Select each line where the word "zakresu" appears.

[Start of Supplied records]

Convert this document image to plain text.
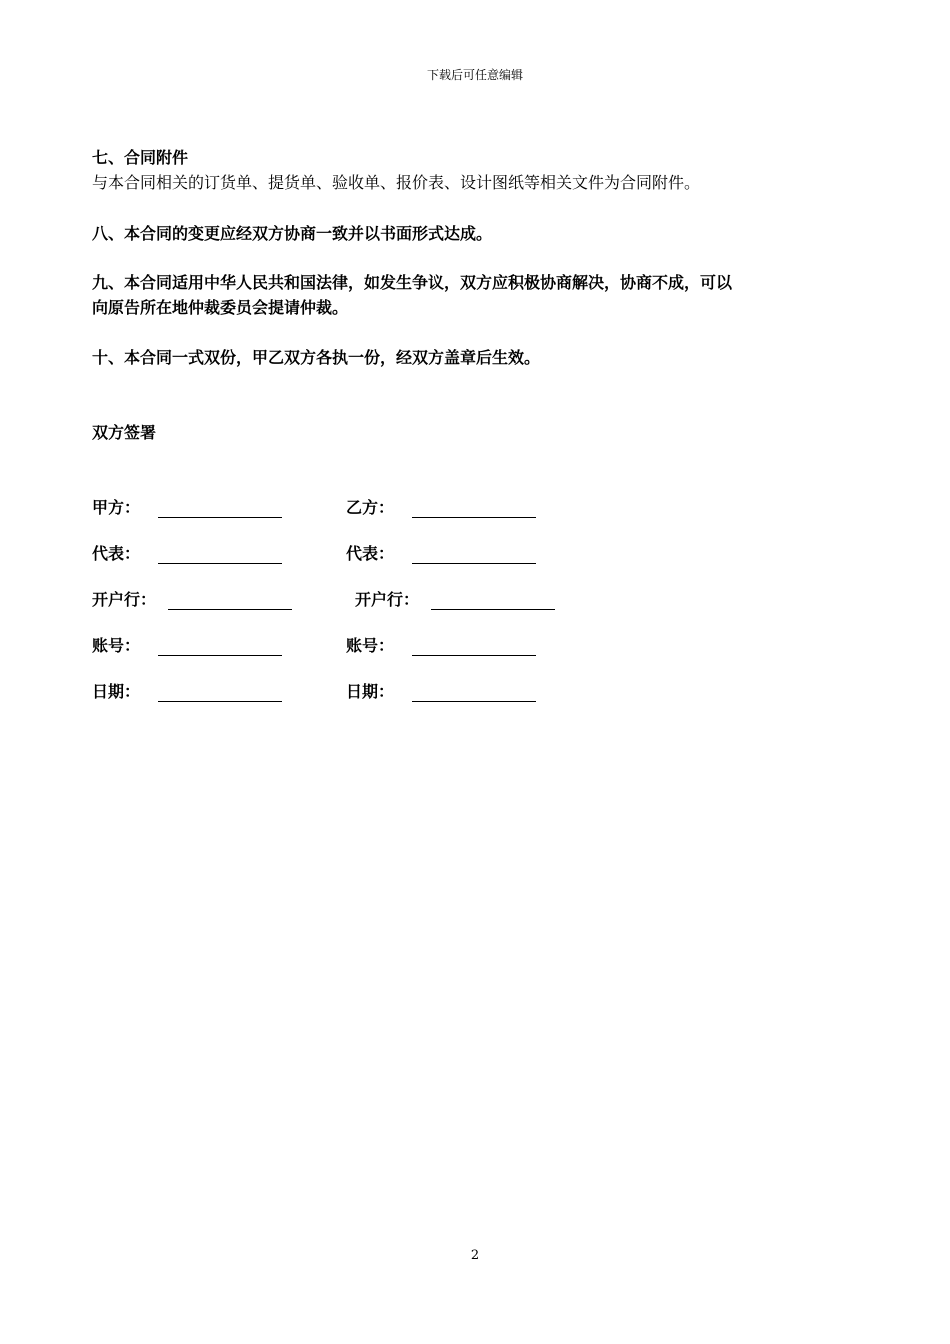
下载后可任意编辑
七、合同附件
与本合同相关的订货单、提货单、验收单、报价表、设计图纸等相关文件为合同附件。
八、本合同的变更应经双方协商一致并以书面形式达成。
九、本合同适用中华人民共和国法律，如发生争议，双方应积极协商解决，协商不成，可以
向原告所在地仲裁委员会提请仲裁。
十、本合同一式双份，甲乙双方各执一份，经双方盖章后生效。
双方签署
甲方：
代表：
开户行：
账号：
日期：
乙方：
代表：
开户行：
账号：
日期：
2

[End of Supplied records]
[Start of Supplied records]

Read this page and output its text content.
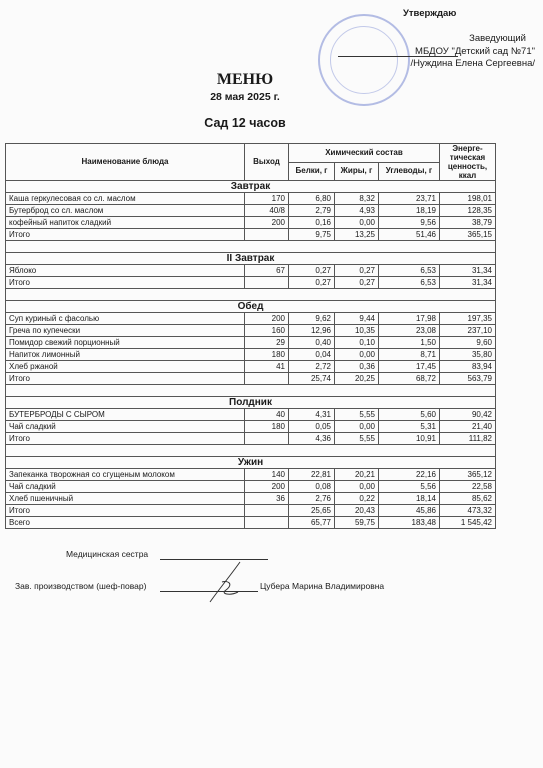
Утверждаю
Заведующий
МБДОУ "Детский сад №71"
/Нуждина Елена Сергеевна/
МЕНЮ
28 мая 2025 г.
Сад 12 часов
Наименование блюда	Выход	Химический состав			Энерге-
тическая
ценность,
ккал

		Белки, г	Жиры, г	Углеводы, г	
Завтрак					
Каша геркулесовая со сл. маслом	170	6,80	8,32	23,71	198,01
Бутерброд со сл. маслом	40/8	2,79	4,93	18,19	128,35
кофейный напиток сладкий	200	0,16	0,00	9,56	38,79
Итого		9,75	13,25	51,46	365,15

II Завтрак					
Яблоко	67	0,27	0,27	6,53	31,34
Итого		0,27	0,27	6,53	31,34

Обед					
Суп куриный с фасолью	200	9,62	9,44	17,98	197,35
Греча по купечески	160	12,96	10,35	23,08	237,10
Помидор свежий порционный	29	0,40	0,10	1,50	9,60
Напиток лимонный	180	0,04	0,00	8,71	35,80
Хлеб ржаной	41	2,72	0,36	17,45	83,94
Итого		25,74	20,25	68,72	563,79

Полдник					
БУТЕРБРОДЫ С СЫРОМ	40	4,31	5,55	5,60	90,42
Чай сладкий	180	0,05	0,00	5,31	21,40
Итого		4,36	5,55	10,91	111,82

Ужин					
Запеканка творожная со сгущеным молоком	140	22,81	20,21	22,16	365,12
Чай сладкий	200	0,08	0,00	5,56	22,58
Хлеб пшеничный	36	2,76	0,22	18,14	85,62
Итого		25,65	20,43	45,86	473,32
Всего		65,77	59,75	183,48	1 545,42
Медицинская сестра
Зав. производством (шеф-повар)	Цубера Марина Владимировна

[End of Supplied records]
[Start of Supplied records]

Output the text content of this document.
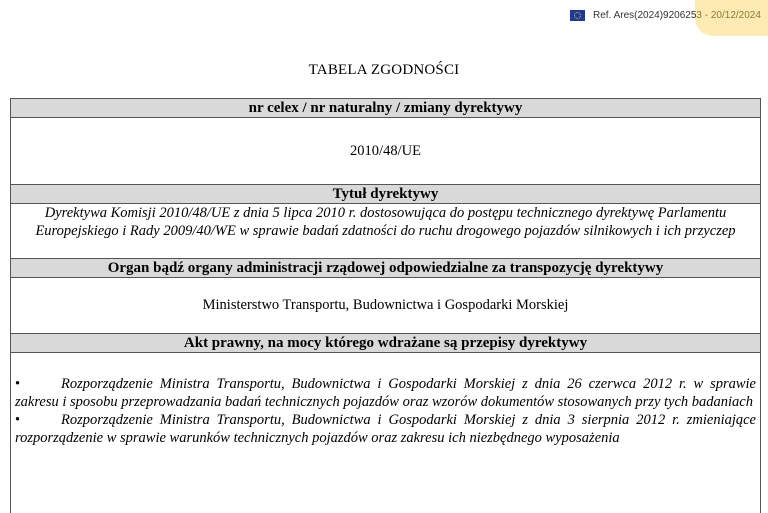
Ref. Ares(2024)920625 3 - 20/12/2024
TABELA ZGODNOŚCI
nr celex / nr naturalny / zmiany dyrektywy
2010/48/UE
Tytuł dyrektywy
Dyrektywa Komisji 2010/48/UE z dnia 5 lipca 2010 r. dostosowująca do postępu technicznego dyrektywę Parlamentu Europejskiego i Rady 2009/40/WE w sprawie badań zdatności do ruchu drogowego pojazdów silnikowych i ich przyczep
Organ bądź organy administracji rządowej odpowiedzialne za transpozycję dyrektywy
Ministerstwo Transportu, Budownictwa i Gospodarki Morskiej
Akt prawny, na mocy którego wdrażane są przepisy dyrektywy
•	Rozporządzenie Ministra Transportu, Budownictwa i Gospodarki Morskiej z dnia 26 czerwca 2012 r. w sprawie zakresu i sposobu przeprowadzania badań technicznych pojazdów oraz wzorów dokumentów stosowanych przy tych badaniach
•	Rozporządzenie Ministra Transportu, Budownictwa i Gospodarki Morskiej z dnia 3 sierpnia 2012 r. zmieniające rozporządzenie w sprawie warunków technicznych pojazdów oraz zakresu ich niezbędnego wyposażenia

[End of Supplied records]

▸ **Reply**:
•	Rozporządzenie Ministra Transportu, Budownictwa i Gospodarki Morskiej z dnia 26 czerwca 2012 r. w sprawie zakresu i sposobu przeprowadzania badań technicznych pojazdów oraz wzorów dokumentów stosowanych przy tych badaniach
•	Rozporządzenie Ministra Transportu, Budownictwa i Gospodarki Morskiej z dnia 3 sierpnia 2012 r. zmieniające rozporządzenie w sprawie warunków technicznych pojazdów oraz zakresu ich niezbędnego wyposażenia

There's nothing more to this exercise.